• [What to do] Transcribe each line of the records below exactly, excluding any embedded images.

• [Dataset extract]
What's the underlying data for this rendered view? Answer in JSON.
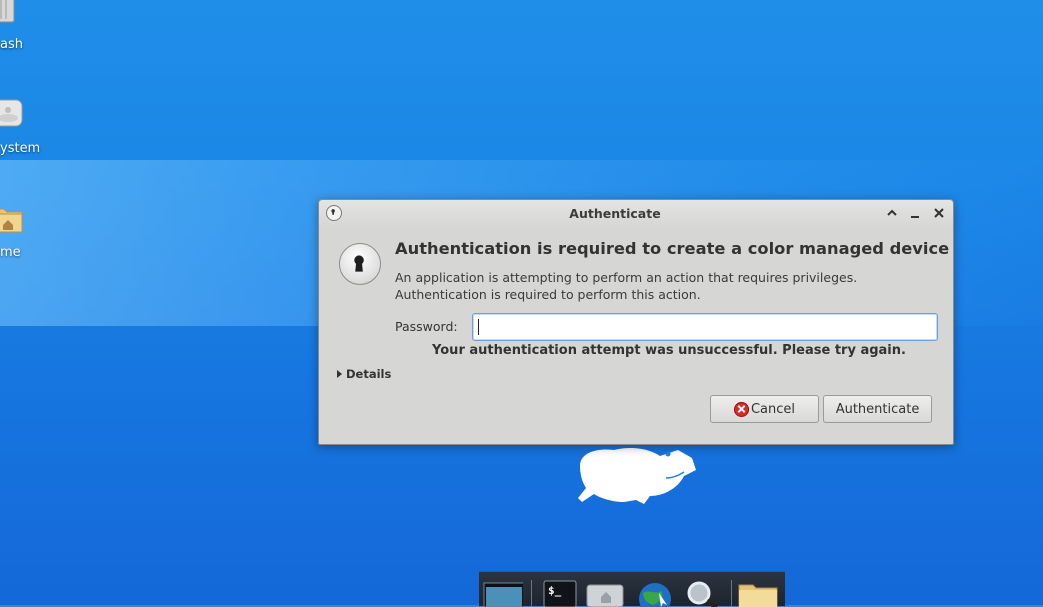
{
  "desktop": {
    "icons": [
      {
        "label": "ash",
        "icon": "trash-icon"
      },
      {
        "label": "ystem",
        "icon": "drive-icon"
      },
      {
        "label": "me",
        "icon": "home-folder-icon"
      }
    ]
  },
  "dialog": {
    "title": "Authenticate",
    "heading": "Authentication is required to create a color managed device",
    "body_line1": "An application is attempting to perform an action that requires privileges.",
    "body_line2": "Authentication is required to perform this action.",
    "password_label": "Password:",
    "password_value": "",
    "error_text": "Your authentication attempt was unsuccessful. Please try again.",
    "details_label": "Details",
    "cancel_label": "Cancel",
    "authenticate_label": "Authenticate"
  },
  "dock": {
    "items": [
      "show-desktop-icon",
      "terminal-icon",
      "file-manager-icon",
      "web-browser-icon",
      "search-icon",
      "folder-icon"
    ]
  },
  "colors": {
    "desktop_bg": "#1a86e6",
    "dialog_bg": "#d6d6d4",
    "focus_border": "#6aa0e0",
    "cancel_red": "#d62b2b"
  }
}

• [Answer in full]
What's the underlying data for this rendered view? Answer in JSON.
{
  "desktop": {
    "icons": [
      {
        "label": "ash",
        "icon": "trash-icon"
      },
      {
        "label": "ystem",
        "icon": "drive-icon"
      },
      {
        "label": "me",
        "icon": "home-folder-icon"
      }
    ]
  },
  "dialog": {
    "title": "Authenticate",
    "heading": "Authentication is required to create a color managed device",
    "body_line1": "An application is attempting to perform an action that requires privileges.",
    "body_line2": "Authentication is required to perform this action.",
    "password_label": "Password:",
    "password_value": "",
    "error_text": "Your authentication attempt was unsuccessful. Please try again.",
    "details_label": "Details",
    "cancel_label": "Cancel",
    "authenticate_label": "Authenticate"
  },
  "dock": {
    "items": [
      "show-desktop-icon",
      "terminal-icon",
      "file-manager-icon",
      "web-browser-icon",
      "search-icon",
      "folder-icon"
    ]
  },
  "colors": {
    "desktop_bg": "#1a86e6",
    "dialog_bg": "#d6d6d4",
    "focus_border": "#6aa0e0",
    "cancel_red": "#d62b2b"
  }
}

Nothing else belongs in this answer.